#### [WHAT TO DO]
Find the lines holding the word "text" and collect them.

(Records about charts and figures)
============

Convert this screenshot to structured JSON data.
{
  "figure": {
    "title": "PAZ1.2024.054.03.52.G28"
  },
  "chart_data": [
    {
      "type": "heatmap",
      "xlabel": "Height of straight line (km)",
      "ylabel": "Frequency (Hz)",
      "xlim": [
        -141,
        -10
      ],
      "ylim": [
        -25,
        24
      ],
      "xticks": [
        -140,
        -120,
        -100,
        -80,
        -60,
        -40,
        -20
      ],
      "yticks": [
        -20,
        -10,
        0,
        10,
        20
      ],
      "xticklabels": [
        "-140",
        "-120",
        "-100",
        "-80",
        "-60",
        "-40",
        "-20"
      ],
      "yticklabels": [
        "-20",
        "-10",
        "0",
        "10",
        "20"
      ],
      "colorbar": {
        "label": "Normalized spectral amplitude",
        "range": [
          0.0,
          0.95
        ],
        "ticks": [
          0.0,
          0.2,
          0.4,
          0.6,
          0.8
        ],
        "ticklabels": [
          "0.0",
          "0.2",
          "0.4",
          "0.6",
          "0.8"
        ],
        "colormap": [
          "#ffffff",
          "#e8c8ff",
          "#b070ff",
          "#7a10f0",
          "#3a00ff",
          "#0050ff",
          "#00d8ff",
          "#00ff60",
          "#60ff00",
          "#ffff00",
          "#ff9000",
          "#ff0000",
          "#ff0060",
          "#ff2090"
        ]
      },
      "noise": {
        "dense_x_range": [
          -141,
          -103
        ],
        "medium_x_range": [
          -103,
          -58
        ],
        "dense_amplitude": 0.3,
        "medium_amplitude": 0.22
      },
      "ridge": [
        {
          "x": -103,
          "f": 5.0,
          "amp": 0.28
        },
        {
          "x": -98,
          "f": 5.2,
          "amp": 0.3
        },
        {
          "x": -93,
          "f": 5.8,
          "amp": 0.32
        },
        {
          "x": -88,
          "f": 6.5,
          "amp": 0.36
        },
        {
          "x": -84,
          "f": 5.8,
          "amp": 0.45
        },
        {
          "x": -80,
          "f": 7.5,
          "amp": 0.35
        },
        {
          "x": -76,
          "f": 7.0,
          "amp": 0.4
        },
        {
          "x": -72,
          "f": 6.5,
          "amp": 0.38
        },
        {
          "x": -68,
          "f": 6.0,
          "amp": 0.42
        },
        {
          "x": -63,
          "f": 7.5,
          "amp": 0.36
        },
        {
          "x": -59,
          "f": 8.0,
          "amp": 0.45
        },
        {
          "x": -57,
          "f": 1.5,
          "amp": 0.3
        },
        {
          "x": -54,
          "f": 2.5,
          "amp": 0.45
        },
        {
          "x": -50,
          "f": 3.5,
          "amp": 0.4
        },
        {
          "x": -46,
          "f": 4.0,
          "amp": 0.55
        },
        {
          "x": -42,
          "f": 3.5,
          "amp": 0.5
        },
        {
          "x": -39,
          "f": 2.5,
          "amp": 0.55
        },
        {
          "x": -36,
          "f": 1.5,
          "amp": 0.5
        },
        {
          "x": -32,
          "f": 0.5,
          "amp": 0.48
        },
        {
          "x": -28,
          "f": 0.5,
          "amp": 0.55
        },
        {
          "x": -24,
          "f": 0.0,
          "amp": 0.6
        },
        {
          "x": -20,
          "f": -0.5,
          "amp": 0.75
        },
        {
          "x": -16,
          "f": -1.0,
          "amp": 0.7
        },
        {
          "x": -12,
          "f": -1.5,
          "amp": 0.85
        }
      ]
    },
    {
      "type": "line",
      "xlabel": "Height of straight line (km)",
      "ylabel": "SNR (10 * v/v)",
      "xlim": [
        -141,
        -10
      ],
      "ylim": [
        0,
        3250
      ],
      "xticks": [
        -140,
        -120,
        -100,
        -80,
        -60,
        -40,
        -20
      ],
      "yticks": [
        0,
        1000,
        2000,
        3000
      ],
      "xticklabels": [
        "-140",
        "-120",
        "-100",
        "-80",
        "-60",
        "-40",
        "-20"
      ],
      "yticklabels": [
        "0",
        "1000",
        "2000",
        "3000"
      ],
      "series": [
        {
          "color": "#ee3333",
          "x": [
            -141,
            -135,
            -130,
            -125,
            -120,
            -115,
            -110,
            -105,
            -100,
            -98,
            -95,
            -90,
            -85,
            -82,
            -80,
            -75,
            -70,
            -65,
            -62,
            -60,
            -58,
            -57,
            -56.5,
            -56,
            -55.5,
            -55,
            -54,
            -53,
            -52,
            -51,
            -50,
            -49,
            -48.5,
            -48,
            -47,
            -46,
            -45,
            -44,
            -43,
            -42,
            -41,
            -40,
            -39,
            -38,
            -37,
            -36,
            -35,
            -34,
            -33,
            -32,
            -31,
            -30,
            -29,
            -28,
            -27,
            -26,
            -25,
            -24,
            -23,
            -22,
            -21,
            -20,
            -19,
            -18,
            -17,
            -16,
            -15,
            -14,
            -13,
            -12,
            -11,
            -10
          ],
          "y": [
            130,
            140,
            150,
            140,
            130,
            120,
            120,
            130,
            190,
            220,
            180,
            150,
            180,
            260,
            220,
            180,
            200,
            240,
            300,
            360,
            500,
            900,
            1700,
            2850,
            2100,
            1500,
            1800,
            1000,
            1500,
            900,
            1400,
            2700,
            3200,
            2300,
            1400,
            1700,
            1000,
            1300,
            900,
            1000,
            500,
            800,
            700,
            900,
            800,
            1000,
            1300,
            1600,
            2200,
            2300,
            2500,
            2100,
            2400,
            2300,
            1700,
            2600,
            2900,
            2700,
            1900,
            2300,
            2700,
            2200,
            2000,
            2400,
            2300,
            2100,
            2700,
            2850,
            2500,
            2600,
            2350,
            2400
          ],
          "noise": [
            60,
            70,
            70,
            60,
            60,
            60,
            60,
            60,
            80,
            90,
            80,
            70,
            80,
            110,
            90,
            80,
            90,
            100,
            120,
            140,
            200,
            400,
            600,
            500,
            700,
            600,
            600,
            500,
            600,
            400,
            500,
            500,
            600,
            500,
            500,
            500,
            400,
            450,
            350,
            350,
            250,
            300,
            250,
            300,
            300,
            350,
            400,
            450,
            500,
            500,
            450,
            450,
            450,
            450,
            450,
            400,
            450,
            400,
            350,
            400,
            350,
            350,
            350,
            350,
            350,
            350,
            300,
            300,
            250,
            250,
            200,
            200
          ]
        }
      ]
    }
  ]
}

============

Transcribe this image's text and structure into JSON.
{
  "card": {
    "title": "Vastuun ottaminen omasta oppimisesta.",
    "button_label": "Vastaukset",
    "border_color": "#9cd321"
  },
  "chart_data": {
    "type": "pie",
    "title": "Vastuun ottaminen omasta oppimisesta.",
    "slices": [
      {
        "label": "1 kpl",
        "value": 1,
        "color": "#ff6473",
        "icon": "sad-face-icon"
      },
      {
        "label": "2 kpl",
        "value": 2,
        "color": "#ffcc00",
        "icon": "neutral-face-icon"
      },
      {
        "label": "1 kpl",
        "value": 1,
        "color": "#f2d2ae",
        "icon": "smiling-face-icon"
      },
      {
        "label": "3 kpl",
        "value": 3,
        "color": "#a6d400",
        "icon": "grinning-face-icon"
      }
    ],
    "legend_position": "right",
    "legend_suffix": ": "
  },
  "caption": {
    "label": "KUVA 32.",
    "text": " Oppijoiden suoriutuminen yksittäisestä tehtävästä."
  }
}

============

#### [RESPONSE TO THIS TASK]
Transcribe this image's text and structure into JSON.
    "text": " Oppijoiden suoriutuminen yksittäisestä tehtävästä."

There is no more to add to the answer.